:: Статья ::
Салтыков считал, что стержнем жизни и литературного творчества является труд. «Ах какая великая вещь жизнь труда! Но с нею сживаются только сильные люди да те, которых осудил на какой-то проклятый прирожденный грех. Только таких он не пугает. Первых потому, что. сознавая смысл и ресурсы труда, они успевают отыскивать в нем наслаждение; вторых - потому, что для них труд есть прежде всего прирожденное обязательство, а потом привычка» [15, с. 157].

Роль читателя и читательских ожиданий

Салтыков-Щедрин сам создает портрет читателя, с которого целесообразно начать это формирование феноменологических и герменевтических представлений о нем. В «Мелочах жизни» третий раздел так и называется «Читатель» и имеет четыре подраздела «Читатель-ненавистник», «Солидный читатель», «Читатель-простец», «Читатель-друг» [16]. Трое первых обладают серьезными недостатками, но читатель-друг, когда он рядом, компенсирует все, хотя так же, как и писатель, подвергается гонениям. «Покуда мнения читателя-друга не будут приниматься в расчет на весах общественного сознания с тою же обязательностью, как и мнения прочих читательских категорий, до тех пор вопрос об удрученном положении убежденного писателя останется открытым» [16, с. 154].
:::
**Задание A:** Воспроизведите из статьи фрагмент между словами «Роль читателя и» и «[16, с. 154].», включая их.
**Задание B:**
Соответствуют ли статье следующие утверждения? На каждое ответьте «да» или «нет» и дословно приведите решающие слова статьи.
(i) Салтыков считал стержнем жизни и литературного творчества труд.
(ii) В «Мелочах жизни» раздел «Читатель» состоит из четырех подразделов.
(iii) Читатель-друг, в отличие от писателя, гонениям не подвергается.
:: Выдержка из данных ::
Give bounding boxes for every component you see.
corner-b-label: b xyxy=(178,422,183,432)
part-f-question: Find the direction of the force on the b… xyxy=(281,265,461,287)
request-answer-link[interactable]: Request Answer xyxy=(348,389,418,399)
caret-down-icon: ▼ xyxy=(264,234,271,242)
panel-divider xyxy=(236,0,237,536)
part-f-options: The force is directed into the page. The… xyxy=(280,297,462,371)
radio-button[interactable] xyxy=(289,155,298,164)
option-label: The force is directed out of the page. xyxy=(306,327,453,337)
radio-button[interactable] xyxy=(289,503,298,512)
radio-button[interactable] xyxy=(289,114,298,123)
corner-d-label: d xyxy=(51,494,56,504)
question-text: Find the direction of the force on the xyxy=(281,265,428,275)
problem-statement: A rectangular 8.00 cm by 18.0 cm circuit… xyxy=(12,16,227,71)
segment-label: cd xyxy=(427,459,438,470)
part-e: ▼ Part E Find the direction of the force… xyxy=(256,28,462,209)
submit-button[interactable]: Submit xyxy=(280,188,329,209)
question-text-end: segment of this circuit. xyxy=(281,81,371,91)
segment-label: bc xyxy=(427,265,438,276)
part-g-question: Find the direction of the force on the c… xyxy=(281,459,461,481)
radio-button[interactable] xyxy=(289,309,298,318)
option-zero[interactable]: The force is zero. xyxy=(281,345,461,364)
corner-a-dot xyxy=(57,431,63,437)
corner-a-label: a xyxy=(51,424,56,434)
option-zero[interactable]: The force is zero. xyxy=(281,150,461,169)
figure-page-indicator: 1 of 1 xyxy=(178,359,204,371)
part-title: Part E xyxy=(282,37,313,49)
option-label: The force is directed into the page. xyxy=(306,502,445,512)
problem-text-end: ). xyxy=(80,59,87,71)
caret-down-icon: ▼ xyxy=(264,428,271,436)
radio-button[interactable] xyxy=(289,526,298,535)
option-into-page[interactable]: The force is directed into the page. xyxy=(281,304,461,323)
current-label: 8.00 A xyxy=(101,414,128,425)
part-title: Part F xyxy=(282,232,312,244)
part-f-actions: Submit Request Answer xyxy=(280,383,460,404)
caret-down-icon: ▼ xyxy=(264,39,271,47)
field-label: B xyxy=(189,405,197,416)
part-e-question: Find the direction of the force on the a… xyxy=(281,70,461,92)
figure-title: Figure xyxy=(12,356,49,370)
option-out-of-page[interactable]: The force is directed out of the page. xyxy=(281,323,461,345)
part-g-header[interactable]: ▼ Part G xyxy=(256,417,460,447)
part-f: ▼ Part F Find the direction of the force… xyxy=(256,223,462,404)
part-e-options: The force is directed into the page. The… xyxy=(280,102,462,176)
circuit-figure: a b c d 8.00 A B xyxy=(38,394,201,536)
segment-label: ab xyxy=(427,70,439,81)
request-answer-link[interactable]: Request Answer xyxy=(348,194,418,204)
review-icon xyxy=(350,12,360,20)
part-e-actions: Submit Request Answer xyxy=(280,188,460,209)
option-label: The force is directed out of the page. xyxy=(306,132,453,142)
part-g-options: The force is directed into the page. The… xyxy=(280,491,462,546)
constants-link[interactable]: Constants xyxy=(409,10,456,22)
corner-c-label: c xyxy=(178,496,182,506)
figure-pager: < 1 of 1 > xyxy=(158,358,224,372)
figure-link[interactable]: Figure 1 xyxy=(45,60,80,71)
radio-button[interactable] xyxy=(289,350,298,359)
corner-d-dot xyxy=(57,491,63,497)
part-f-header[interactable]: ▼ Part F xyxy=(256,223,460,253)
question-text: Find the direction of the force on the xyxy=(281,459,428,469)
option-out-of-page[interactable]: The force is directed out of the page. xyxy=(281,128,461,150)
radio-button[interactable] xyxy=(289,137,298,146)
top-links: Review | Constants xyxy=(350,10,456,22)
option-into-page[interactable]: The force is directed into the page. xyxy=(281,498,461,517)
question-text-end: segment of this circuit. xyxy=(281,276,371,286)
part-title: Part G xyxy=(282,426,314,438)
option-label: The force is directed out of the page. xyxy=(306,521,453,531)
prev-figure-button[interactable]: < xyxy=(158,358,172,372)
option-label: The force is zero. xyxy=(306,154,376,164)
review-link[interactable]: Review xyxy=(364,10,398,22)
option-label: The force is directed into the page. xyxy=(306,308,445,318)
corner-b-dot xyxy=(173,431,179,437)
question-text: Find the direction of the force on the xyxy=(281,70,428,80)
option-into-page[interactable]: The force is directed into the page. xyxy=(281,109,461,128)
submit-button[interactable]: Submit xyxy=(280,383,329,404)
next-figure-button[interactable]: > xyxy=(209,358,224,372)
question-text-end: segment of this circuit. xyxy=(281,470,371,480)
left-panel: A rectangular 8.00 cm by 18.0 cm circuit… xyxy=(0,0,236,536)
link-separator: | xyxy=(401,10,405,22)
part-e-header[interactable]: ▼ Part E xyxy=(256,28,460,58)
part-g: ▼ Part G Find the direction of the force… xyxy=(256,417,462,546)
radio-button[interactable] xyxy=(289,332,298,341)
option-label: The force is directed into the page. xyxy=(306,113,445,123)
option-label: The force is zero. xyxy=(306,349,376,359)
:::
**Итоговый ответ A:**
Роль читателя и читательских ожиданий

Салтыков-Щедрин сам создает портрет читателя, с которого целесообразно начать это формирование феноменологических и герменевтических представлений о нем. В «Мелочах жизни» третий раздел так и называется «Читатель» и имеет четыре подраздела «Читатель-ненавистник», «Солидный читатель», «Читатель-простец», «Читатель-друг» [16]. Трое первых обладают серьезными недостатками, но читатель-друг, когда он рядом, компенсирует все, хотя так же, как и писатель, подвергается гонениям. «Покуда мнения читателя-друга не будут приниматься в расчет на весах общественного сознания с тою же обязательностью, как и мнения прочих читательских категорий, до тех пор вопрос об удрученном положении убежденного писателя останется открытым» [16, с. 154].

**Итоговый ответ B:**
(i) Да: «Салтыков считал, что стержнем жизни и литературного творчества является труд».
(ii) Да: «имеет четыре подраздела».
(iii) Нет: «так же, как и писатель, подвергается гонениям».